■ EXERCISE GOAL: Set down each record exactly as written.

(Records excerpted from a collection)

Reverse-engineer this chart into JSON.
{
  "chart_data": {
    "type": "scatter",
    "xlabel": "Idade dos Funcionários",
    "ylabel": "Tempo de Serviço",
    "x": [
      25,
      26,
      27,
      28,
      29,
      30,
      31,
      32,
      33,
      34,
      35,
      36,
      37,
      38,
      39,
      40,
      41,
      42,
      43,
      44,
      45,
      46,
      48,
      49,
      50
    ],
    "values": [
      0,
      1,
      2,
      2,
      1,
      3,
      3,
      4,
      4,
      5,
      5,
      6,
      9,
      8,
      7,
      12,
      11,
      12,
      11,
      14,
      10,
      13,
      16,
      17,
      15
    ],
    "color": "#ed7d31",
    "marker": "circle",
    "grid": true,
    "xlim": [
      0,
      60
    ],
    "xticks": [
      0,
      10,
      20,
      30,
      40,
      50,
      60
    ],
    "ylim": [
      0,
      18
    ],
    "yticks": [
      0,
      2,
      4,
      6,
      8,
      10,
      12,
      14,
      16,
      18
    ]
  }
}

■ WRITTEN ANSWER:
Reverse-engineer this chart into JSON.
{
  "chart_data": {
    "type": "scatter",
    "xlabel": "Idade dos Funcionários",
    "ylabel": "Tempo de Serviço",
    "x": [
      25,
      26,
      27,
      28,
      29,
      30,
      31,
      32,
      33,
      34,
      35,
      36,
      37,
      38,
      39,
      40,
      41,
      42,
      43,
      44,
      45,
      46,
      48,
      49,
      50
    ],
    "values": [
      0,
      1,
      2,
      2,
      1,
      3,
      3,
      4,
      4,
      5,
      5,
      6,
      9,
      8,
      7,
      12,
      11,
      12,
      11,
      14,
      10,
      13,
      16,
      17,
      15
    ],
    "color": "#ed7d31",
    "marker": "circle",
    "grid": true,
    "xlim": [
      0,
      60
    ],
    "xticks": [
      0,
      10,
      20,
      30,
      40,
      50,
      60
    ],
    "ylim": [
      0,
      18
    ],
    "yticks": [
      0,
      2,
      4,
      6,
      8,
      10,
      12,
      14,
      16,
      18
    ]
  }
}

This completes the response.